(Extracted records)
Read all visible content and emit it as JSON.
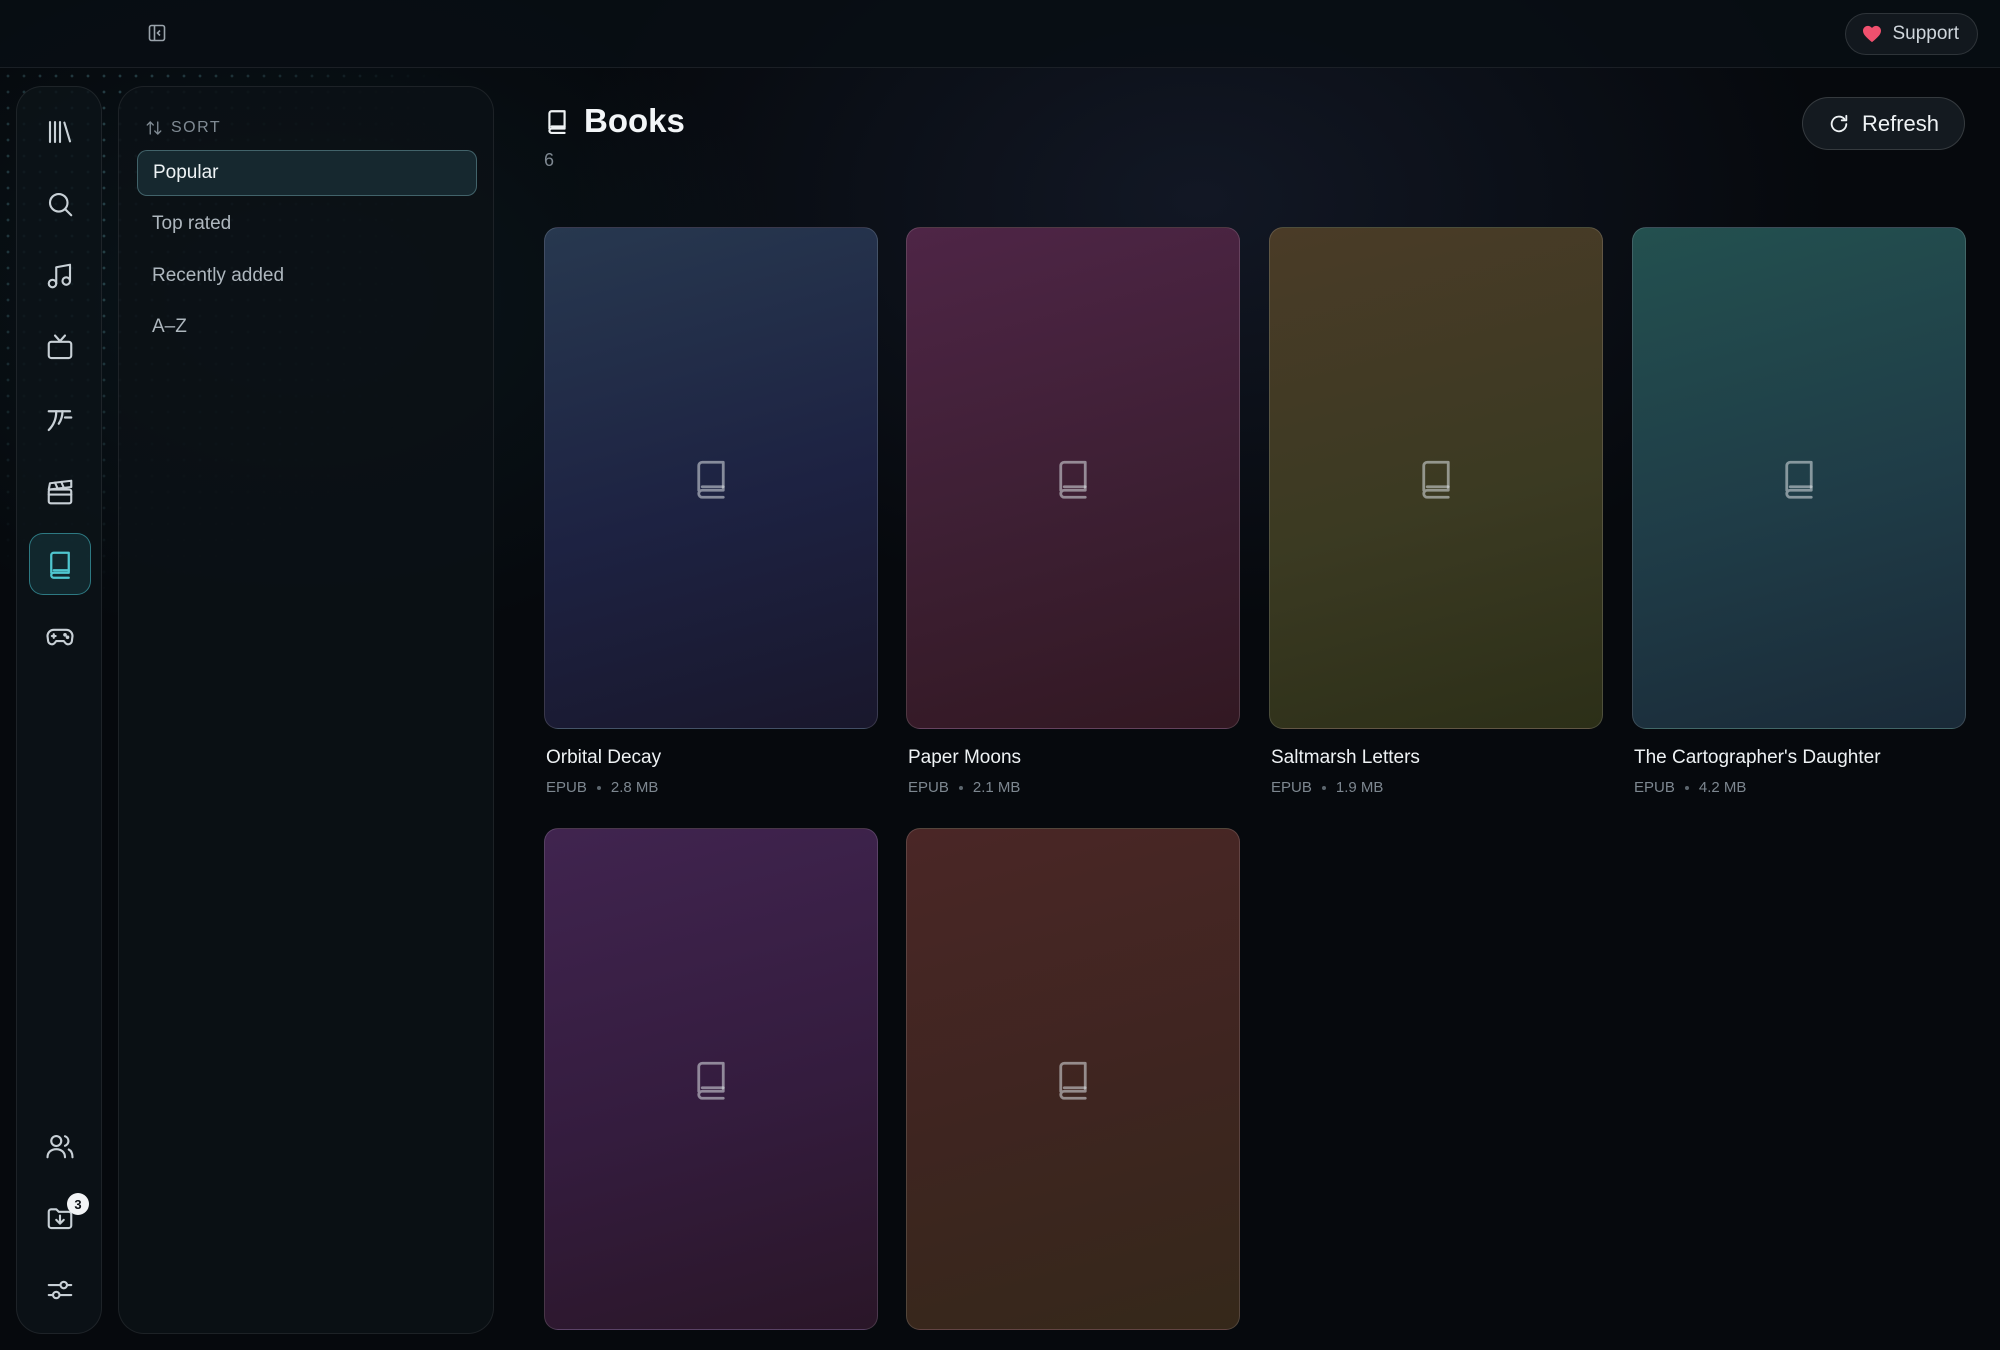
{
  "topbar": {
    "support_label": "Support"
  },
  "nav": {
    "items": [
      {
        "name": "library-icon"
      },
      {
        "name": "search-icon"
      },
      {
        "name": "music-icon"
      },
      {
        "name": "tv-icon"
      },
      {
        "name": "anime-icon"
      },
      {
        "name": "movies-icon"
      },
      {
        "name": "books-icon",
        "active": true
      },
      {
        "name": "games-icon"
      }
    ],
    "bottom": [
      {
        "name": "users-icon"
      },
      {
        "name": "downloads-icon",
        "badge": "3"
      },
      {
        "name": "settings-icon"
      }
    ]
  },
  "sort": {
    "title": "SORT",
    "options": [
      "Popular",
      "Top rated",
      "Recently added",
      "A–Z"
    ],
    "selected": "Popular"
  },
  "main": {
    "title": "Books",
    "count": "6",
    "refresh_label": "Refresh",
    "books": [
      {
        "title": "Orbital Decay",
        "format": "EPUB",
        "size": "2.8 MB"
      },
      {
        "title": "Paper Moons",
        "format": "EPUB",
        "size": "2.1 MB"
      },
      {
        "title": "Saltmarsh Letters",
        "format": "EPUB",
        "size": "1.9 MB"
      },
      {
        "title": "The Cartographer's Daughter",
        "format": "EPUB",
        "size": "4.2 MB"
      },
      {
        "title": "",
        "format": "",
        "size": ""
      },
      {
        "title": "",
        "format": "",
        "size": ""
      }
    ]
  },
  "colors": {
    "accent": "#4fc6cf",
    "support_heart": "#f0506e"
  }
}
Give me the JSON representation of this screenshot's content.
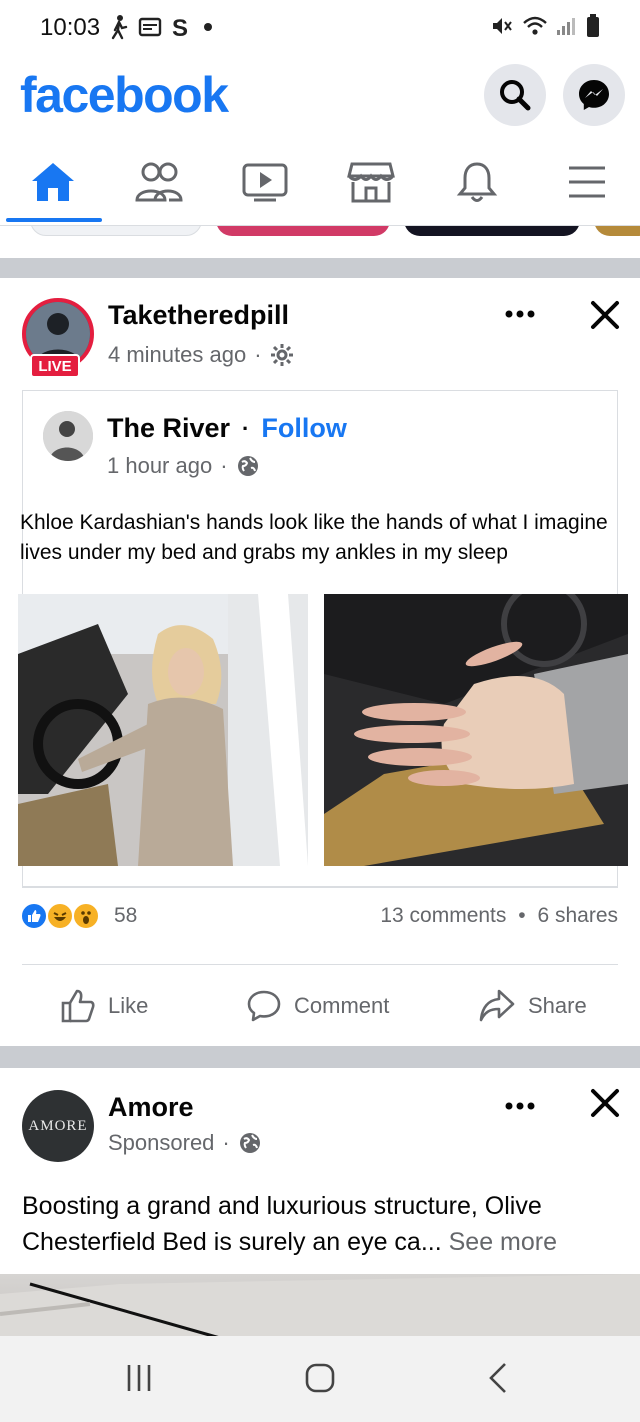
{
  "status_bar": {
    "time": "10:03",
    "left_icons": [
      "walking-icon",
      "screen-icon",
      "s-app-icon",
      "dot-icon"
    ],
    "right_icons": [
      "mute-icon",
      "wifi-icon",
      "signal-icon",
      "battery-icon"
    ]
  },
  "header": {
    "logo": "facebook",
    "brand_color": "#1877f2",
    "actions": [
      "search-icon",
      "messenger-icon"
    ]
  },
  "tabs": [
    {
      "name": "home",
      "icon": "home-icon",
      "active": true
    },
    {
      "name": "friends",
      "icon": "friends-icon",
      "active": false
    },
    {
      "name": "watch",
      "icon": "video-icon",
      "active": false
    },
    {
      "name": "marketplace",
      "icon": "store-icon",
      "active": false
    },
    {
      "name": "notifications",
      "icon": "bell-icon",
      "active": false
    },
    {
      "name": "menu",
      "icon": "hamburger-icon",
      "active": false
    }
  ],
  "post": {
    "author": "Taketheredpill",
    "live_badge": "LIVE",
    "time": "4 minutes ago",
    "sep": "·",
    "shared": {
      "author": "The River",
      "dot": "·",
      "follow": "Follow",
      "time": "1 hour ago",
      "caption": "Khloe Kardashian's hands look like the hands of what I imagine lives under my bed and grabs my ankles in my sleep"
    },
    "reactions": [
      "like",
      "haha",
      "wow"
    ],
    "reaction_count": "58",
    "comments": "13 comments",
    "shares": "6 shares",
    "stat_sep": "•",
    "actions": {
      "like": "Like",
      "comment": "Comment",
      "share": "Share"
    }
  },
  "ad": {
    "author": "Amore",
    "avatar_text": "AMORE",
    "sponsored": "Sponsored",
    "sep": "·",
    "text": "Boosting a grand and luxurious structure, Olive Chesterfield Bed is surely an eye ca...",
    "see_more": "See more"
  },
  "nav": [
    "recents-icon",
    "home-button-icon",
    "back-icon"
  ]
}
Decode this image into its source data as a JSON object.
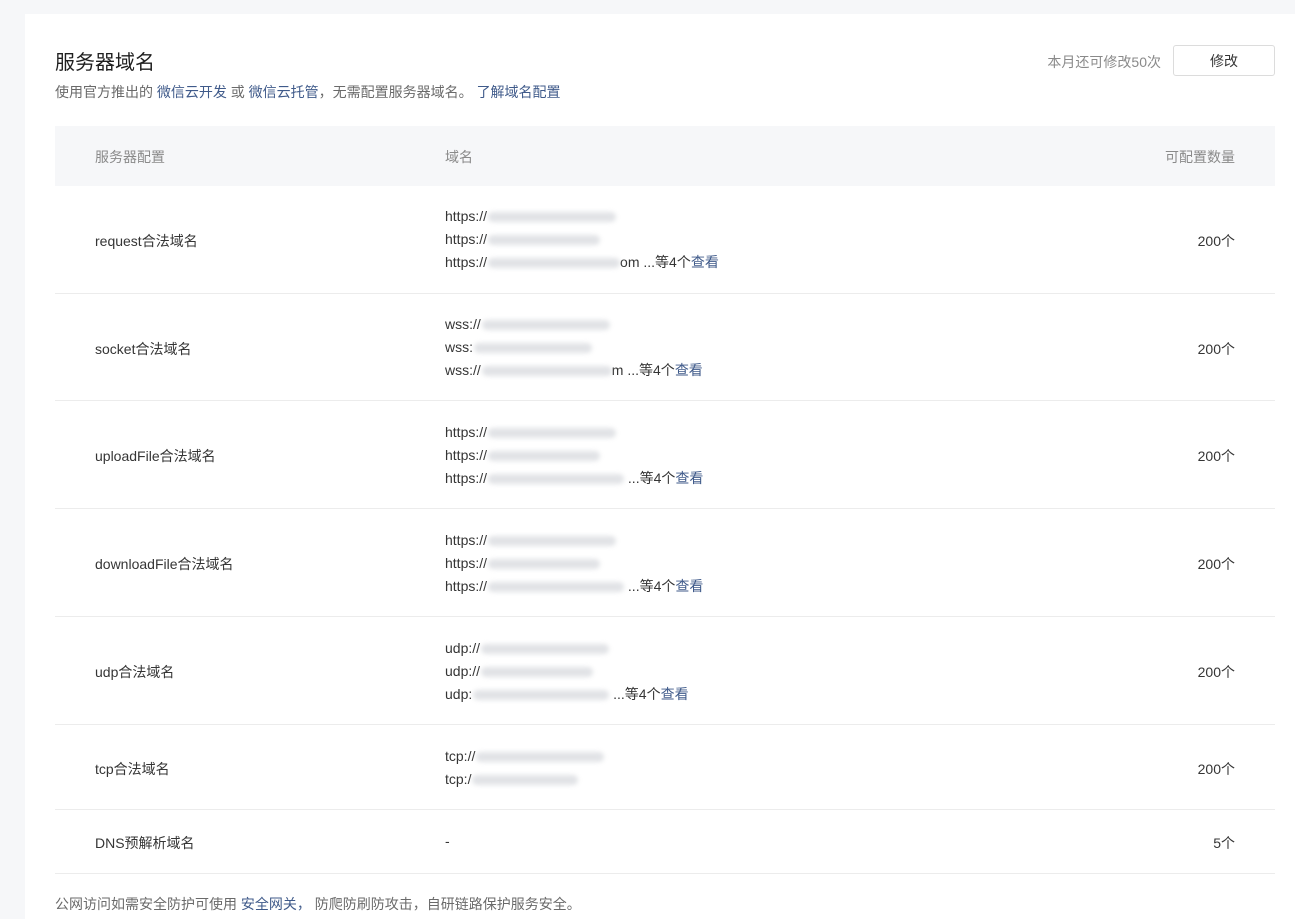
{
  "header": {
    "title": "服务器域名",
    "subtitle_prefix": "使用官方推出的",
    "link_cloud_dev": "微信云开发",
    "or_text": "或",
    "link_cloud_hosting": "微信云托管",
    "subtitle_suffix": "，无需配置服务器域名。",
    "link_learn": "了解域名配置",
    "quota_text": "本月还可修改50次",
    "edit_label": "修改"
  },
  "table": {
    "headers": {
      "config": "服务器配置",
      "domain": "域名",
      "count": "可配置数量"
    },
    "rows": [
      {
        "name": "request合法域名",
        "domains": [
          "https://",
          "https://",
          "https://"
        ],
        "tail": "om",
        "more": "...等4个",
        "view": "查看",
        "count": "200个"
      },
      {
        "name": "socket合法域名",
        "domains": [
          "wss://",
          "wss:",
          "wss://"
        ],
        "tail": "m",
        "more": "...等4个",
        "view": "查看",
        "count": "200个"
      },
      {
        "name": "uploadFile合法域名",
        "domains": [
          "https://",
          "https://",
          "https://"
        ],
        "tail": "",
        "more": "...等4个",
        "view": "查看",
        "count": "200个"
      },
      {
        "name": "downloadFile合法域名",
        "domains": [
          "https://",
          "https://",
          "https://"
        ],
        "tail": "",
        "more": "...等4个",
        "view": "查看",
        "count": "200个"
      },
      {
        "name": "udp合法域名",
        "domains": [
          "udp://",
          "udp://",
          "udp:"
        ],
        "tail": "",
        "more": "...等4个",
        "view": "查看",
        "count": "200个"
      },
      {
        "name": "tcp合法域名",
        "domains": [
          "tcp://",
          "tcp:/"
        ],
        "count": "200个"
      },
      {
        "name": "DNS预解析域名",
        "domain_text": "-",
        "count": "5个"
      }
    ]
  },
  "footer": {
    "prefix": "公网访问如需安全防护可使用",
    "link": "安全网关，",
    "suffix": "防爬防刷防攻击，自研链路保护服务安全。"
  }
}
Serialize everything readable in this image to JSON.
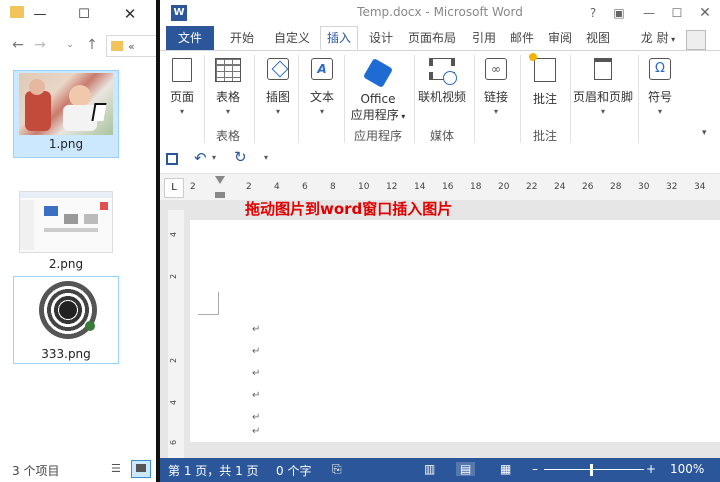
{
  "explorer": {
    "path_label": "«",
    "files": [
      {
        "name": "1.png"
      },
      {
        "name": "2.png"
      },
      {
        "name": "333.png"
      }
    ],
    "status_count": "3 个项目"
  },
  "word": {
    "title": "Temp.docx - Microsoft Word",
    "user": "龙 尉",
    "tabs": [
      "文件",
      "开始",
      "自定义",
      "插入",
      "设计",
      "页面布局",
      "引用",
      "邮件",
      "审阅",
      "视图"
    ],
    "ribbon": {
      "buttons": [
        {
          "label": "页面"
        },
        {
          "label": "表格"
        },
        {
          "label": "插图"
        },
        {
          "label": "文本"
        },
        {
          "label": "Office"
        },
        {
          "label": "应用程序"
        },
        {
          "label": "联机视频"
        },
        {
          "label": "链接"
        },
        {
          "label": "批注"
        },
        {
          "label": "页眉和页脚"
        },
        {
          "label": "符号"
        }
      ],
      "groups": [
        "表格",
        "应用程序",
        "媒体",
        "批注"
      ]
    },
    "ruler_ticks": [
      "2",
      "2",
      "4",
      "6",
      "8",
      "10",
      "12",
      "14",
      "16",
      "18",
      "20",
      "22",
      "24",
      "26",
      "28",
      "30",
      "32",
      "34"
    ],
    "vruler_ticks": [
      "4",
      "2",
      "2",
      "4",
      "6"
    ],
    "hint_text": "拖动图片到word窗口插入图片",
    "status": {
      "page": "第 1 页，共 1 页",
      "words": "0 个字",
      "zoom": "100%"
    },
    "colors": {
      "accent": "#2b579a",
      "hint": "#e00000"
    }
  }
}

| TASK REQUIREMENTS |
Reproduce every line of the material precisely, omitting its pictures.

| COMPLETED TASK |
Read all visible content and emit it as JSON.
{
  "topbar": {
    "support_label": "Support"
  },
  "nav": {
    "items": [
      {
        "name": "library-icon"
      },
      {
        "name": "search-icon"
      },
      {
        "name": "music-icon"
      },
      {
        "name": "tv-icon"
      },
      {
        "name": "anime-icon"
      },
      {
        "name": "movies-icon"
      },
      {
        "name": "books-icon",
        "active": true
      },
      {
        "name": "games-icon"
      }
    ],
    "bottom": [
      {
        "name": "users-icon"
      },
      {
        "name": "downloads-icon",
        "badge": "3"
      },
      {
        "name": "settings-icon"
      }
    ]
  },
  "sort": {
    "title": "SORT",
    "options": [
      "Popular",
      "Top rated",
      "Recently added",
      "A–Z"
    ],
    "selected": "Popular"
  },
  "main": {
    "title": "Books",
    "count": "6",
    "refresh_label": "Refresh",
    "books": [
      {
        "title": "Orbital Decay",
        "format": "EPUB",
        "size": "2.8 MB"
      },
      {
        "title": "Paper Moons",
        "format": "EPUB",
        "size": "2.1 MB"
      },
      {
        "title": "Saltmarsh Letters",
        "format": "EPUB",
        "size": "1.9 MB"
      },
      {
        "title": "The Cartographer's Daughter",
        "format": "EPUB",
        "size": "4.2 MB"
      },
      {
        "title": "",
        "format": "",
        "size": ""
      },
      {
        "title": "",
        "format": "",
        "size": ""
      }
    ]
  },
  "colors": {
    "accent": "#4fc6cf",
    "support_heart": "#f0506e"
  }
}
Give me the JSON representation of this screenshot's content.
{
  "status_bar": {
    "time": "10:03",
    "left_icons": [
      "walking-icon",
      "screen-icon",
      "s-app-icon",
      "dot-icon"
    ],
    "right_icons": [
      "mute-icon",
      "wifi-icon",
      "signal-icon",
      "battery-icon"
    ]
  },
  "header": {
    "logo": "facebook",
    "brand_color": "#1877f2",
    "actions": [
      "search-icon",
      "messenger-icon"
    ]
  },
  "tabs": [
    {
      "name": "home",
      "icon": "home-icon",
      "active": true
    },
    {
      "name": "friends",
      "icon": "friends-icon",
      "active": false
    },
    {
      "name": "watch",
      "icon": "video-icon",
      "active": false
    },
    {
      "name": "marketplace",
      "icon": "store-icon",
      "active": false
    },
    {
      "name": "notifications",
      "icon": "bell-icon",
      "active": false
    },
    {
      "name": "menu",
      "icon": "hamburger-icon",
      "active": false
    }
  ],
  "post": {
    "author": "Taketheredpill",
    "live_badge": "LIVE",
    "time": "4 minutes ago",
    "sep": "·",
    "shared": {
      "author": "The River",
      "dot": "·",
      "follow": "Follow",
      "time": "1 hour ago",
      "caption": "Khloe Kardashian's hands look like the hands of what I imagine lives under my bed and grabs my ankles in my sleep"
    },
    "reactions": [
      "like",
      "haha",
      "wow"
    ],
    "reaction_count": "58",
    "comments": "13 comments",
    "shares": "6 shares",
    "stat_sep": "•",
    "actions": {
      "like": "Like",
      "comment": "Comment",
      "share": "Share"
    }
  },
  "ad": {
    "author": "Amore",
    "avatar_text": "AMORE",
    "sponsored": "Sponsored",
    "sep": "·",
    "text": "Boosting a grand and luxurious structure, Olive Chesterfield Bed is surely an eye ca...",
    "see_more": "See more"
  },
  "nav": [
    "recents-icon",
    "home-button-icon",
    "back-icon"
  ]
}
Decode this image into its source data as a JSON object.
{
  "header": {
    "title": "服务器域名",
    "subtitle_prefix": "使用官方推出的",
    "link_cloud_dev": "微信云开发",
    "or_text": "或",
    "link_cloud_hosting": "微信云托管",
    "subtitle_suffix": "，无需配置服务器域名。",
    "link_learn": "了解域名配置",
    "quota_text": "本月还可修改50次",
    "edit_label": "修改"
  },
  "table": {
    "headers": {
      "config": "服务器配置",
      "domain": "域名",
      "count": "可配置数量"
    },
    "rows": [
      {
        "name": "request合法域名",
        "domains": [
          "https://",
          "https://",
          "https://"
        ],
        "tail": "om",
        "more": "...等4个",
        "view": "查看",
        "count": "200个"
      },
      {
        "name": "socket合法域名",
        "domains": [
          "wss://",
          "wss:",
          "wss://"
        ],
        "tail": "m",
        "more": "...等4个",
        "view": "查看",
        "count": "200个"
      },
      {
        "name": "uploadFile合法域名",
        "domains": [
          "https://",
          "https://",
          "https://"
        ],
        "tail": "",
        "more": "...等4个",
        "view": "查看",
        "count": "200个"
      },
      {
        "name": "downloadFile合法域名",
        "domains": [
          "https://",
          "https://",
          "https://"
        ],
        "tail": "",
        "more": "...等4个",
        "view": "查看",
        "count": "200个"
      },
      {
        "name": "udp合法域名",
        "domains": [
          "udp://",
          "udp://",
          "udp:"
        ],
        "tail": "",
        "more": "...等4个",
        "view": "查看",
        "count": "200个"
      },
      {
        "name": "tcp合法域名",
        "domains": [
          "tcp://",
          "tcp:/"
        ],
        "count": "200个"
      },
      {
        "name": "DNS预解析域名",
        "domain_text": "-",
        "count": "5个"
      }
    ]
  },
  "footer": {
    "prefix": "公网访问如需安全防护可使用",
    "link": "安全网关，",
    "suffix": "防爬防刷防攻击，自研链路保护服务安全。"
  }
}
Serialize everything readable in this image to JSON.
{
  "explorer": {
    "path_label": "«",
    "files": [
      {
        "name": "1.png"
      },
      {
        "name": "2.png"
      },
      {
        "name": "333.png"
      }
    ],
    "status_count": "3 个项目"
  },
  "word": {
    "title": "Temp.docx - Microsoft Word",
    "user": "龙 尉",
    "tabs": [
      "文件",
      "开始",
      "自定义",
      "插入",
      "设计",
      "页面布局",
      "引用",
      "邮件",
      "审阅",
      "视图"
    ],
    "ribbon": {
      "buttons": [
        {
          "label": "页面"
        },
        {
          "label": "表格"
        },
        {
          "label": "插图"
        },
        {
          "label": "文本"
        },
        {
          "label": "Office"
        },
        {
          "label": "应用程序"
        },
        {
          "label": "联机视频"
        },
        {
          "label": "链接"
        },
        {
          "label": "批注"
        },
        {
          "label": "页眉和页脚"
        },
        {
          "label": "符号"
        }
      ],
      "groups": [
        "表格",
        "应用程序",
        "媒体",
        "批注"
      ]
    },
    "ruler_ticks": [
      "2",
      "2",
      "4",
      "6",
      "8",
      "10",
      "12",
      "14",
      "16",
      "18",
      "20",
      "22",
      "24",
      "26",
      "28",
      "30",
      "32",
      "34"
    ],
    "vruler_ticks": [
      "4",
      "2",
      "2",
      "4",
      "6"
    ],
    "hint_text": "拖动图片到word窗口插入图片",
    "status": {
      "page": "第 1 页，共 1 页",
      "words": "0 个字",
      "zoom": "100%"
    },
    "colors": {
      "accent": "#2b579a",
      "hint": "#e00000"
    }
  }
}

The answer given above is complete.